Omit the pictures, please, and give each record below again exactly.

-- START Data for this exercise --

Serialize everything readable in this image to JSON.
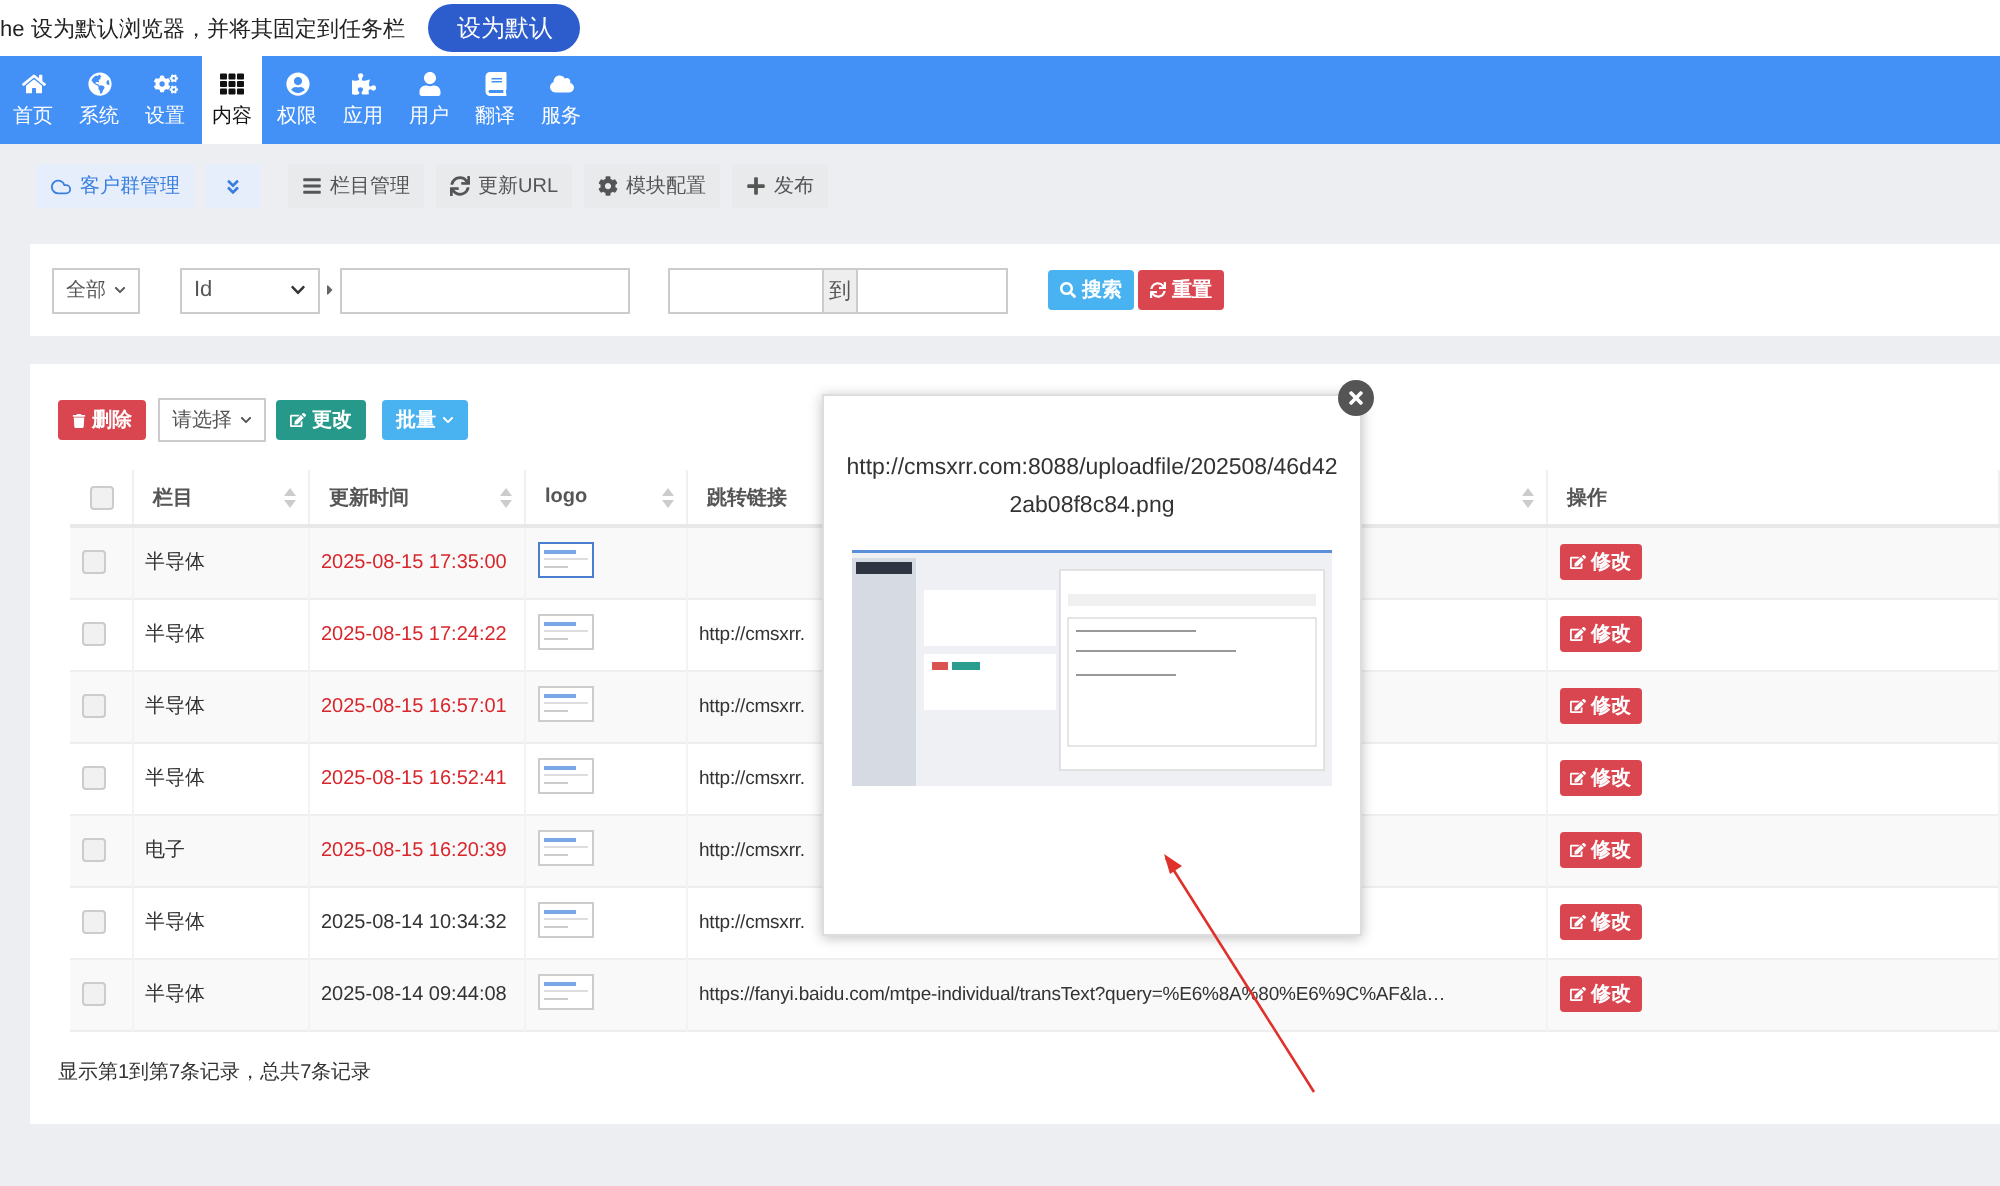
{
  "browser_bar": {
    "message": "he 设为默认浏览器，并将其固定到任务栏",
    "button": "设为默认"
  },
  "nav": [
    {
      "label": "首页",
      "selected": false
    },
    {
      "label": "系统",
      "selected": false
    },
    {
      "label": "设置",
      "selected": false
    },
    {
      "label": "内容",
      "selected": true
    },
    {
      "label": "权限",
      "selected": false
    },
    {
      "label": "应用",
      "selected": false
    },
    {
      "label": "用户",
      "selected": false
    },
    {
      "label": "翻译",
      "selected": false
    },
    {
      "label": "服务",
      "selected": false
    }
  ],
  "toolbar": [
    {
      "kind": "tab",
      "label": "客户群管理",
      "selected": true
    },
    {
      "kind": "toggle"
    },
    {
      "kind": "button",
      "label": "栏目管理"
    },
    {
      "kind": "button",
      "label": "更新URL"
    },
    {
      "kind": "button",
      "label": "模块配置"
    },
    {
      "kind": "button",
      "label": "发布"
    }
  ],
  "search": {
    "scope": "全部",
    "field": "Id",
    "range_separator": "到",
    "search_button": "搜索",
    "reset_button": "重置"
  },
  "actions": {
    "delete": "删除",
    "select_placeholder": "请选择",
    "change": "更改",
    "batch": "批量"
  },
  "table": {
    "select_all_checked": false,
    "columns": [
      {
        "label": "栏目",
        "sortable": true
      },
      {
        "label": "更新时间",
        "sortable": true
      },
      {
        "label": "logo",
        "sortable": true
      },
      {
        "label": "跳转链接",
        "sortable": true
      },
      {
        "label": "操作",
        "sortable": false
      }
    ],
    "rows": [
      {
        "checked": false,
        "category": "半导体",
        "time": "2025-08-15 17:35:00",
        "recent": true,
        "logo_highlighted": true,
        "action": "修改"
      },
      {
        "checked": false,
        "category": "半导体",
        "time": "2025-08-15 17:24:22",
        "recent": true,
        "logo_highlighted": false,
        "link": "http://cmsxrr.",
        "action": "修改"
      },
      {
        "checked": false,
        "category": "半导体",
        "time": "2025-08-15 16:57:01",
        "recent": true,
        "logo_highlighted": false,
        "link": "http://cmsxrr.",
        "action": "修改"
      },
      {
        "checked": false,
        "category": "半导体",
        "time": "2025-08-15 16:52:41",
        "recent": true,
        "logo_highlighted": false,
        "link": "http://cmsxrr.",
        "action": "修改"
      },
      {
        "checked": false,
        "category": "电子",
        "time": "2025-08-15 16:20:39",
        "recent": true,
        "logo_highlighted": false,
        "link": "http://cmsxrr.",
        "action": "修改"
      },
      {
        "checked": false,
        "category": "半导体",
        "time": "2025-08-14 10:34:32",
        "recent": false,
        "logo_highlighted": false,
        "link": "http://cmsxrr.",
        "action": "修改"
      },
      {
        "checked": false,
        "category": "半导体",
        "time": "2025-08-14 09:44:08",
        "recent": false,
        "logo_highlighted": false,
        "link": "https://fanyi.baidu.com/mtpe-individual/transText?query=%E6%8A%80%E6%9C%AF&la…",
        "action": "修改"
      }
    ],
    "footer": "显示第1到第7条记录，总共7条记录"
  },
  "preview": {
    "url": "http://cmsxrr.com:8088/uploadfile/202508/46d422ab08f8c84.png"
  }
}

-- END Data for this exercise --

Response to the exercise:
Serialize everything readable in this image to JSON.
{
  "browser_bar": {
    "message": "he 设为默认浏览器，并将其固定到任务栏",
    "button": "设为默认"
  },
  "nav": [
    {
      "label": "首页",
      "selected": false
    },
    {
      "label": "系统",
      "selected": false
    },
    {
      "label": "设置",
      "selected": false
    },
    {
      "label": "内容",
      "selected": true
    },
    {
      "label": "权限",
      "selected": false
    },
    {
      "label": "应用",
      "selected": false
    },
    {
      "label": "用户",
      "selected": false
    },
    {
      "label": "翻译",
      "selected": false
    },
    {
      "label": "服务",
      "selected": false
    }
  ],
  "toolbar": [
    {
      "kind": "tab",
      "label": "客户群管理",
      "selected": true
    },
    {
      "kind": "toggle"
    },
    {
      "kind": "button",
      "label": "栏目管理"
    },
    {
      "kind": "button",
      "label": "更新URL"
    },
    {
      "kind": "button",
      "label": "模块配置"
    },
    {
      "kind": "button",
      "label": "发布"
    }
  ],
  "search": {
    "scope": "全部",
    "field": "Id",
    "range_separator": "到",
    "search_button": "搜索",
    "reset_button": "重置"
  },
  "actions": {
    "delete": "删除",
    "select_placeholder": "请选择",
    "change": "更改",
    "batch": "批量"
  },
  "table": {
    "select_all_checked": false,
    "columns": [
      {
        "label": "栏目",
        "sortable": true
      },
      {
        "label": "更新时间",
        "sortable": true
      },
      {
        "label": "logo",
        "sortable": true
      },
      {
        "label": "跳转链接",
        "sortable": true
      },
      {
        "label": "操作",
        "sortable": false
      }
    ],
    "rows": [
      {
        "checked": false,
        "category": "半导体",
        "time": "2025-08-15 17:35:00",
        "recent": true,
        "logo_highlighted": true,
        "action": "修改"
      },
      {
        "checked": false,
        "category": "半导体",
        "time": "2025-08-15 17:24:22",
        "recent": true,
        "logo_highlighted": false,
        "link": "http://cmsxrr.",
        "action": "修改"
      },
      {
        "checked": false,
        "category": "半导体",
        "time": "2025-08-15 16:57:01",
        "recent": true,
        "logo_highlighted": false,
        "link": "http://cmsxrr.",
        "action": "修改"
      },
      {
        "checked": false,
        "category": "半导体",
        "time": "2025-08-15 16:52:41",
        "recent": true,
        "logo_highlighted": false,
        "link": "http://cmsxrr.",
        "action": "修改"
      },
      {
        "checked": false,
        "category": "电子",
        "time": "2025-08-15 16:20:39",
        "recent": true,
        "logo_highlighted": false,
        "link": "http://cmsxrr.",
        "action": "修改"
      },
      {
        "checked": false,
        "category": "半导体",
        "time": "2025-08-14 10:34:32",
        "recent": false,
        "logo_highlighted": false,
        "link": "http://cmsxrr.",
        "action": "修改"
      },
      {
        "checked": false,
        "category": "半导体",
        "time": "2025-08-14 09:44:08",
        "recent": false,
        "logo_highlighted": false,
        "link": "https://fanyi.baidu.com/mtpe-individual/transText?query=%E6%8A%80%E6%9C%AF&la…",
        "action": "修改"
      }
    ],
    "footer": "显示第1到第7条记录，总共7条记录"
  },
  "preview": {
    "url": "http://cmsxrr.com:8088/uploadfile/202508/46d422ab08f8c84.png"
  }
}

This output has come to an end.